GIVEN EXERCISE:
Type out all the records word for word. Any pictures are to be left out.

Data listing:
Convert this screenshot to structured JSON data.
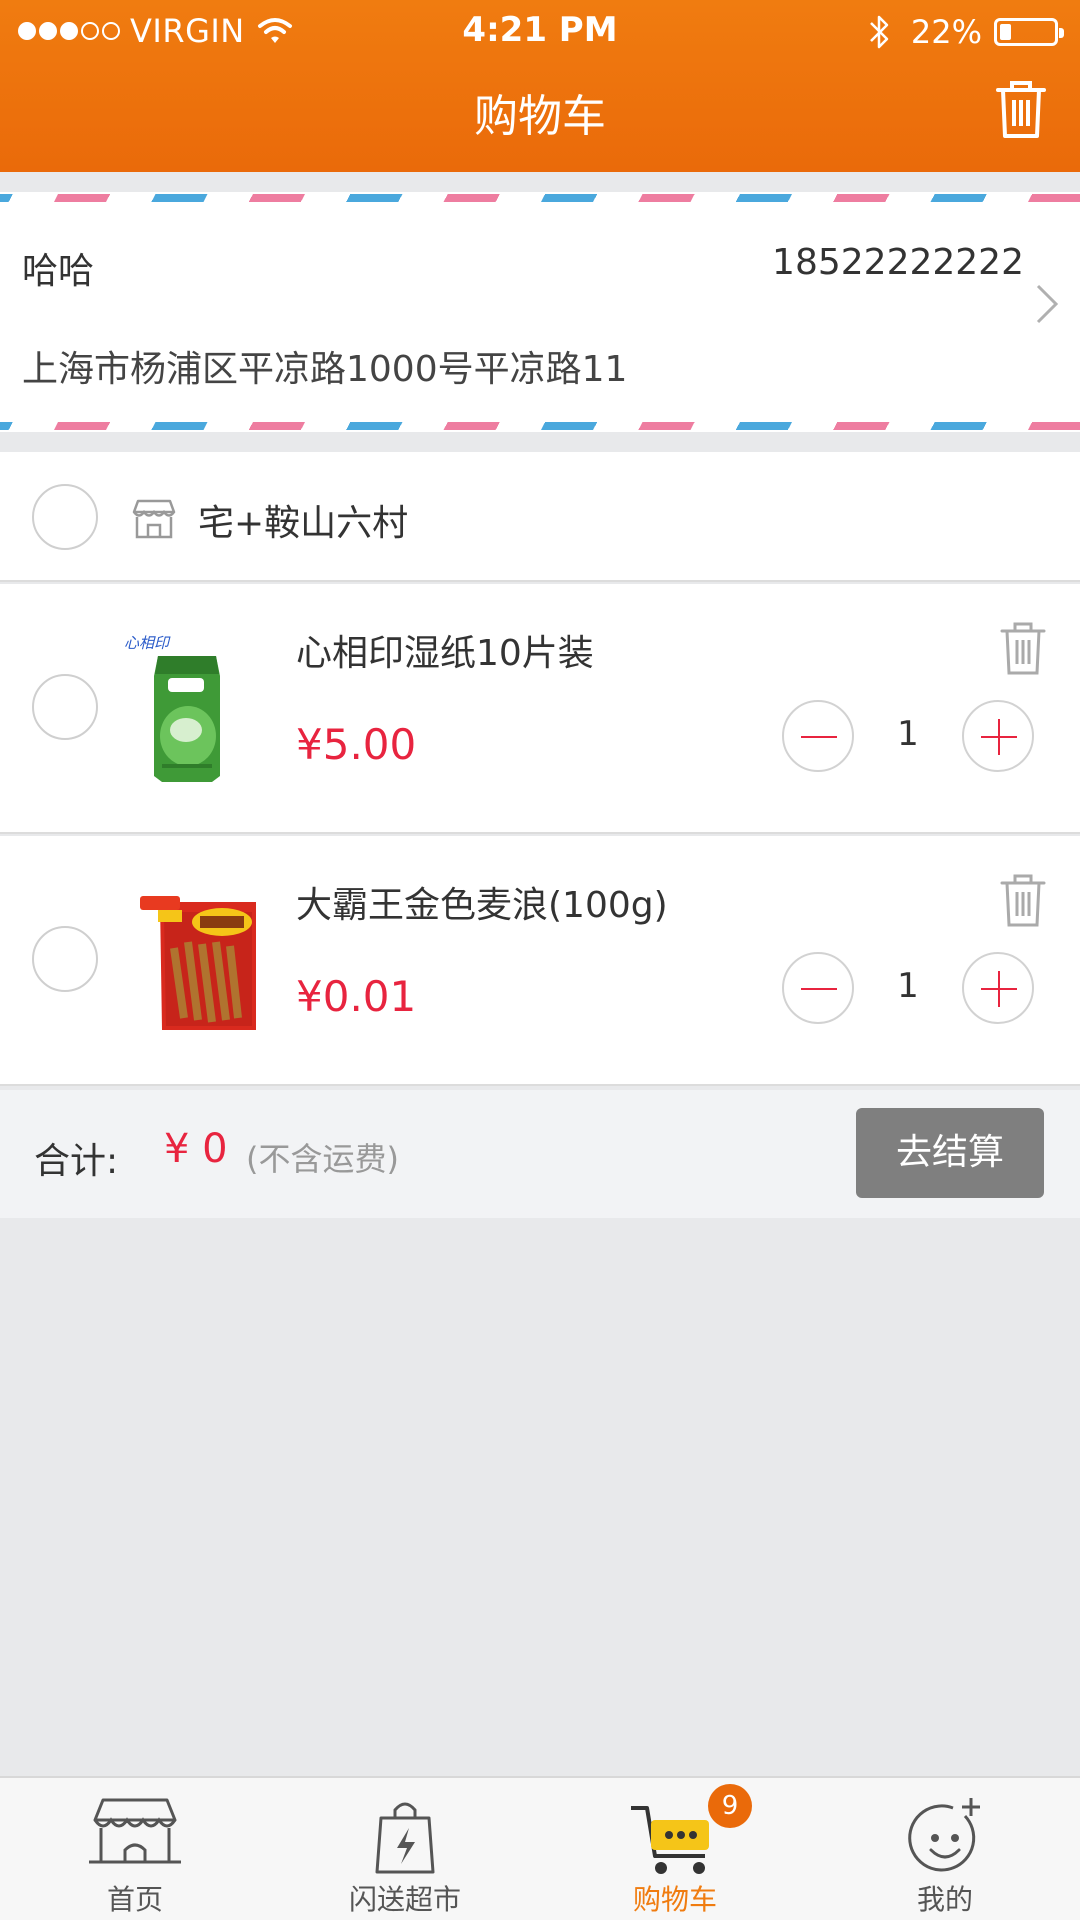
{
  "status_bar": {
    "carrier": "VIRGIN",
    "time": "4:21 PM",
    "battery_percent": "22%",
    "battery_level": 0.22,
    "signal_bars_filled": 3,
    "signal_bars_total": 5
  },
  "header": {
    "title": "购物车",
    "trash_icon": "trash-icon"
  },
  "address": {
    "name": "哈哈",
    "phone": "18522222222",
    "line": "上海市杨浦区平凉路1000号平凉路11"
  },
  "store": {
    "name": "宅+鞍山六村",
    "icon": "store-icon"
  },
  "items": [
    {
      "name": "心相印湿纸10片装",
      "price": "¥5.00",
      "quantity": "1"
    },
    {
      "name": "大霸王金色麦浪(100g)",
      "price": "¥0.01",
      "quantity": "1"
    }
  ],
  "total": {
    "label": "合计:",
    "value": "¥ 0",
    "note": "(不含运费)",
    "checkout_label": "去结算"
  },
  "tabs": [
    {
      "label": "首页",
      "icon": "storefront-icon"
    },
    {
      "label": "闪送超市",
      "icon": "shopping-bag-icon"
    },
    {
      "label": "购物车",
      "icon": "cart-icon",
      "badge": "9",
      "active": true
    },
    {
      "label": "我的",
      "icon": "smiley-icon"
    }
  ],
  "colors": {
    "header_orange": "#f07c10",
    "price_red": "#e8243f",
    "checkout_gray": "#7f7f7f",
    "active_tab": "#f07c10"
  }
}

RESULT FOR THIS EXERCISE:
Convert this screenshot to structured JSON data.
{
  "status_bar": {
    "carrier": "VIRGIN",
    "time": "4:21 PM",
    "battery_percent": "22%",
    "battery_level": 0.22,
    "signal_bars_filled": 3,
    "signal_bars_total": 5
  },
  "header": {
    "title": "购物车",
    "trash_icon": "trash-icon"
  },
  "address": {
    "name": "哈哈",
    "phone": "18522222222",
    "line": "上海市杨浦区平凉路1000号平凉路11"
  },
  "store": {
    "name": "宅+鞍山六村",
    "icon": "store-icon"
  },
  "items": [
    {
      "name": "心相印湿纸10片装",
      "price": "¥5.00",
      "quantity": "1"
    },
    {
      "name": "大霸王金色麦浪(100g)",
      "price": "¥0.01",
      "quantity": "1"
    }
  ],
  "total": {
    "label": "合计:",
    "value": "¥ 0",
    "note": "(不含运费)",
    "checkout_label": "去结算"
  },
  "tabs": [
    {
      "label": "首页",
      "icon": "storefront-icon"
    },
    {
      "label": "闪送超市",
      "icon": "shopping-bag-icon"
    },
    {
      "label": "购物车",
      "icon": "cart-icon",
      "badge": "9",
      "active": true
    },
    {
      "label": "我的",
      "icon": "smiley-icon"
    }
  ],
  "colors": {
    "header_orange": "#f07c10",
    "price_red": "#e8243f",
    "checkout_gray": "#7f7f7f",
    "active_tab": "#f07c10"
  }
}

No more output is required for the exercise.